Problem description — Reproduce the listing below exactly, minus its pictures.

(Dataset records)

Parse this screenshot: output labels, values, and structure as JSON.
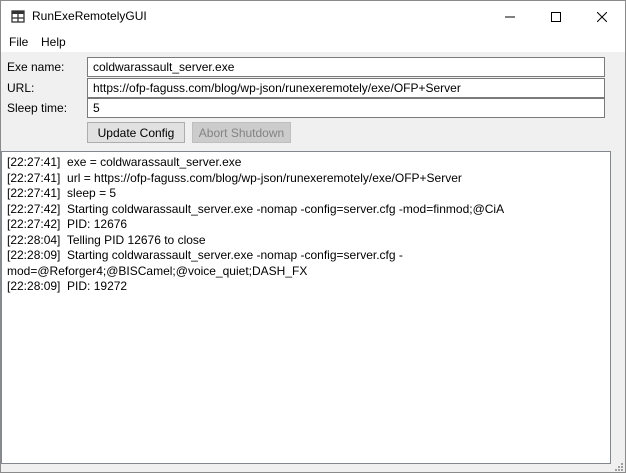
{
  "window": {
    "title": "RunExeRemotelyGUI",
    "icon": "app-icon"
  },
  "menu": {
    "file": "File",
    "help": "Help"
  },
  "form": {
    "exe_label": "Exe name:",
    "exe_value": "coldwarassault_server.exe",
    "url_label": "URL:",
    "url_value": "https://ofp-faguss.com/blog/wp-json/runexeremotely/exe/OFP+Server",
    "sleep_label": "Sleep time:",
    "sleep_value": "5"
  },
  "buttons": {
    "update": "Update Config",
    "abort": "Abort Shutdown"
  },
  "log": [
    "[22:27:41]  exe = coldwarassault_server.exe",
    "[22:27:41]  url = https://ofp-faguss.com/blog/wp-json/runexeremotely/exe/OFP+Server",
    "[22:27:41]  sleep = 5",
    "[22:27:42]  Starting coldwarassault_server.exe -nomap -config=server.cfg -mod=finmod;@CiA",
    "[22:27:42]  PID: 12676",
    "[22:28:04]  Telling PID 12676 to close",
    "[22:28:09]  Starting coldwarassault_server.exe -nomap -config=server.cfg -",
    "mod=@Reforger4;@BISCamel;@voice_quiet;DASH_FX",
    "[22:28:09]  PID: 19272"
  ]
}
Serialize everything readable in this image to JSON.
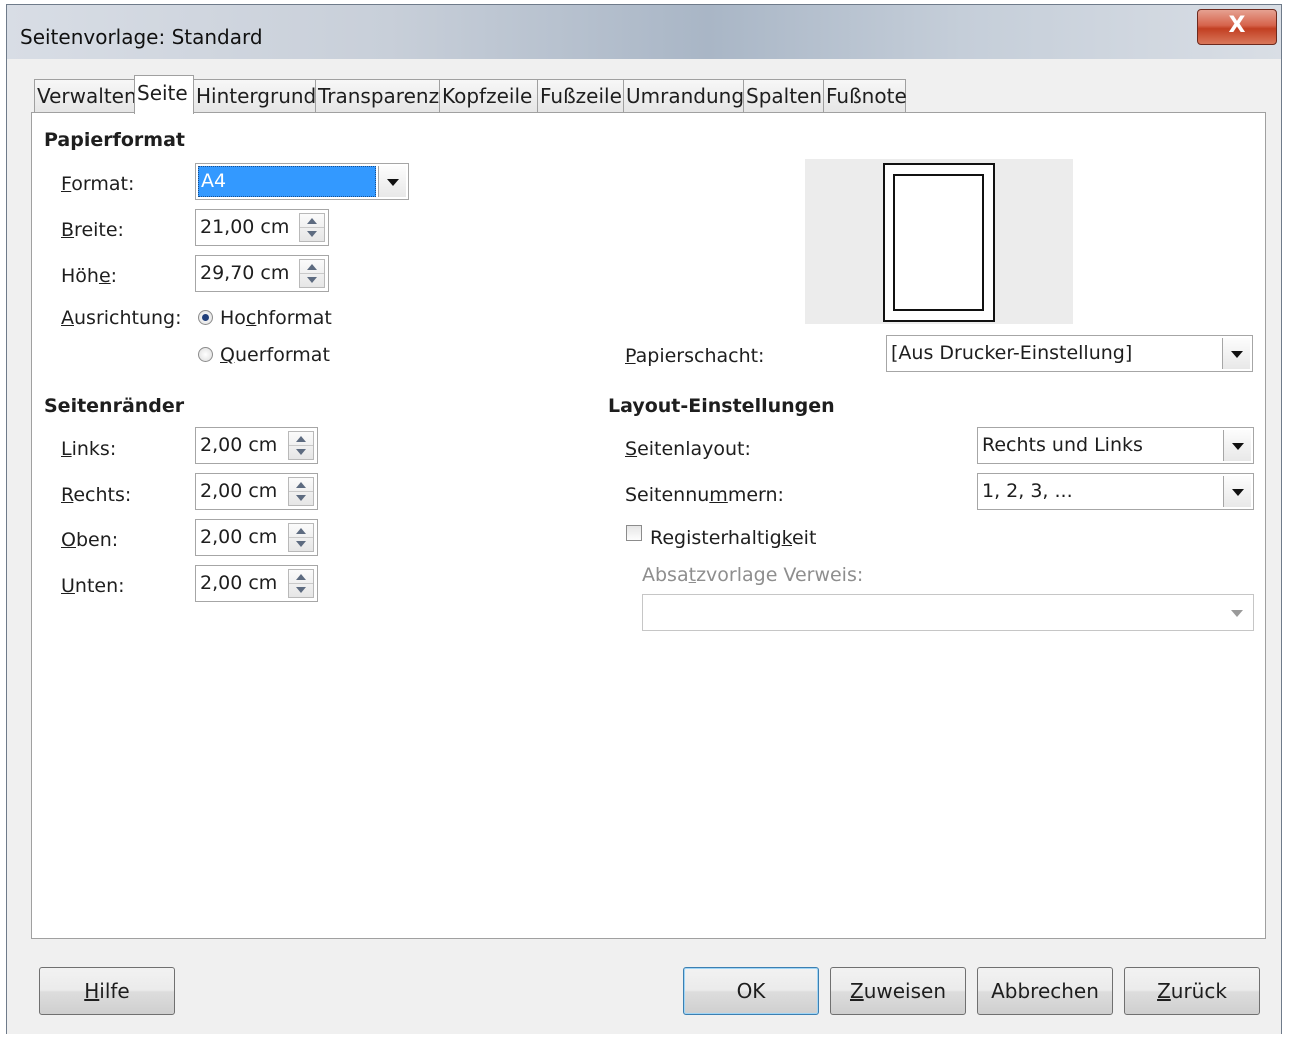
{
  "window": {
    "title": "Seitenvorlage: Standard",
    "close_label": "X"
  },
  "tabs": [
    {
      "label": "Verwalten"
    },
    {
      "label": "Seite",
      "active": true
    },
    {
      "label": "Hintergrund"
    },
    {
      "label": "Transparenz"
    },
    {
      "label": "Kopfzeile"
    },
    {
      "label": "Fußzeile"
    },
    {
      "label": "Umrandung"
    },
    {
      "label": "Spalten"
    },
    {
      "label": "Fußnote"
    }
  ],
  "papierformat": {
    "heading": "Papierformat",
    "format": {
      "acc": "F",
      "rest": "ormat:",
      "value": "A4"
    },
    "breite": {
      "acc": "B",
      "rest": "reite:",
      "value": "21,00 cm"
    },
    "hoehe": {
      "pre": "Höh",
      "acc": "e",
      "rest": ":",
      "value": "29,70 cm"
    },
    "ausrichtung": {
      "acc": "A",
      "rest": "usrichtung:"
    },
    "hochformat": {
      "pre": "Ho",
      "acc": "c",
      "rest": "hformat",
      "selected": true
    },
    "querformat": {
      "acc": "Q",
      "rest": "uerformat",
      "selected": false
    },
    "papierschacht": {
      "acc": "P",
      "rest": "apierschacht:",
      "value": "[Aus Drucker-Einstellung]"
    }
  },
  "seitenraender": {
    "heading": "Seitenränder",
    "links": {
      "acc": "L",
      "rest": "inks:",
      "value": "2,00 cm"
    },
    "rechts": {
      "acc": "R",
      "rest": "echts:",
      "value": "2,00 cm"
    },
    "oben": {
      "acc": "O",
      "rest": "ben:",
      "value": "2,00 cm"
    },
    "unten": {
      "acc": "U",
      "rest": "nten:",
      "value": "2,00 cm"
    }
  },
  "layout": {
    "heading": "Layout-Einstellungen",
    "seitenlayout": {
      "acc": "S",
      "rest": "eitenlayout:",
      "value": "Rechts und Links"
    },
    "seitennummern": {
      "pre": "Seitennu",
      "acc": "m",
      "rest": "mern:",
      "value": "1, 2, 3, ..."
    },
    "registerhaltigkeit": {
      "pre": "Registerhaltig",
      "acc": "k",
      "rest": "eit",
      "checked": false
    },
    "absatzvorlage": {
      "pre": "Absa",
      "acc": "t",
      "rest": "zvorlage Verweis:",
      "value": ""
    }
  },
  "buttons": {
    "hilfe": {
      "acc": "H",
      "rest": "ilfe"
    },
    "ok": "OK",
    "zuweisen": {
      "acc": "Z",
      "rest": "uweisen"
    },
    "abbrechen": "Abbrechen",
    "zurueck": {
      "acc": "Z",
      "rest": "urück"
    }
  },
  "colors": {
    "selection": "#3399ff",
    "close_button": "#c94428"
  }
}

Response for this exercise —
Parse this screenshot: output labels, values, and structure as JSON.
{
  "window": {
    "title": "RunExeRemotelyGUI",
    "icon": "app-icon"
  },
  "menu": {
    "file": "File",
    "help": "Help"
  },
  "form": {
    "exe_label": "Exe name:",
    "exe_value": "coldwarassault_server.exe",
    "url_label": "URL:",
    "url_value": "https://ofp-faguss.com/blog/wp-json/runexeremotely/exe/OFP+Server",
    "sleep_label": "Sleep time:",
    "sleep_value": "5"
  },
  "buttons": {
    "update": "Update Config",
    "abort": "Abort Shutdown"
  },
  "log": [
    "[22:27:41]  exe = coldwarassault_server.exe",
    "[22:27:41]  url = https://ofp-faguss.com/blog/wp-json/runexeremotely/exe/OFP+Server",
    "[22:27:41]  sleep = 5",
    "[22:27:42]  Starting coldwarassault_server.exe -nomap -config=server.cfg -mod=finmod;@CiA",
    "[22:27:42]  PID: 12676",
    "[22:28:04]  Telling PID 12676 to close",
    "[22:28:09]  Starting coldwarassault_server.exe -nomap -config=server.cfg -",
    "mod=@Reforger4;@BISCamel;@voice_quiet;DASH_FX",
    "[22:28:09]  PID: 19272"
  ]
}
Serialize everything readable in this image to JSON.
{
  "window": {
    "title": "Seitenvorlage: Standard",
    "close_label": "X"
  },
  "tabs": [
    {
      "label": "Verwalten"
    },
    {
      "label": "Seite",
      "active": true
    },
    {
      "label": "Hintergrund"
    },
    {
      "label": "Transparenz"
    },
    {
      "label": "Kopfzeile"
    },
    {
      "label": "Fußzeile"
    },
    {
      "label": "Umrandung"
    },
    {
      "label": "Spalten"
    },
    {
      "label": "Fußnote"
    }
  ],
  "papierformat": {
    "heading": "Papierformat",
    "format": {
      "acc": "F",
      "rest": "ormat:",
      "value": "A4"
    },
    "breite": {
      "acc": "B",
      "rest": "reite:",
      "value": "21,00 cm"
    },
    "hoehe": {
      "pre": "Höh",
      "acc": "e",
      "rest": ":",
      "value": "29,70 cm"
    },
    "ausrichtung": {
      "acc": "A",
      "rest": "usrichtung:"
    },
    "hochformat": {
      "pre": "Ho",
      "acc": "c",
      "rest": "hformat",
      "selected": true
    },
    "querformat": {
      "acc": "Q",
      "rest": "uerformat",
      "selected": false
    },
    "papierschacht": {
      "acc": "P",
      "rest": "apierschacht:",
      "value": "[Aus Drucker-Einstellung]"
    }
  },
  "seitenraender": {
    "heading": "Seitenränder",
    "links": {
      "acc": "L",
      "rest": "inks:",
      "value": "2,00 cm"
    },
    "rechts": {
      "acc": "R",
      "rest": "echts:",
      "value": "2,00 cm"
    },
    "oben": {
      "acc": "O",
      "rest": "ben:",
      "value": "2,00 cm"
    },
    "unten": {
      "acc": "U",
      "rest": "nten:",
      "value": "2,00 cm"
    }
  },
  "layout": {
    "heading": "Layout-Einstellungen",
    "seitenlayout": {
      "acc": "S",
      "rest": "eitenlayout:",
      "value": "Rechts und Links"
    },
    "seitennummern": {
      "pre": "Seitennu",
      "acc": "m",
      "rest": "mern:",
      "value": "1, 2, 3, ..."
    },
    "registerhaltigkeit": {
      "pre": "Registerhaltig",
      "acc": "k",
      "rest": "eit",
      "checked": false
    },
    "absatzvorlage": {
      "pre": "Absa",
      "acc": "t",
      "rest": "zvorlage Verweis:",
      "value": ""
    }
  },
  "buttons": {
    "hilfe": {
      "acc": "H",
      "rest": "ilfe"
    },
    "ok": "OK",
    "zuweisen": {
      "acc": "Z",
      "rest": "uweisen"
    },
    "abbrechen": "Abbrechen",
    "zurueck": {
      "acc": "Z",
      "rest": "urück"
    }
  },
  "colors": {
    "selection": "#3399ff",
    "close_button": "#c94428"
  }
}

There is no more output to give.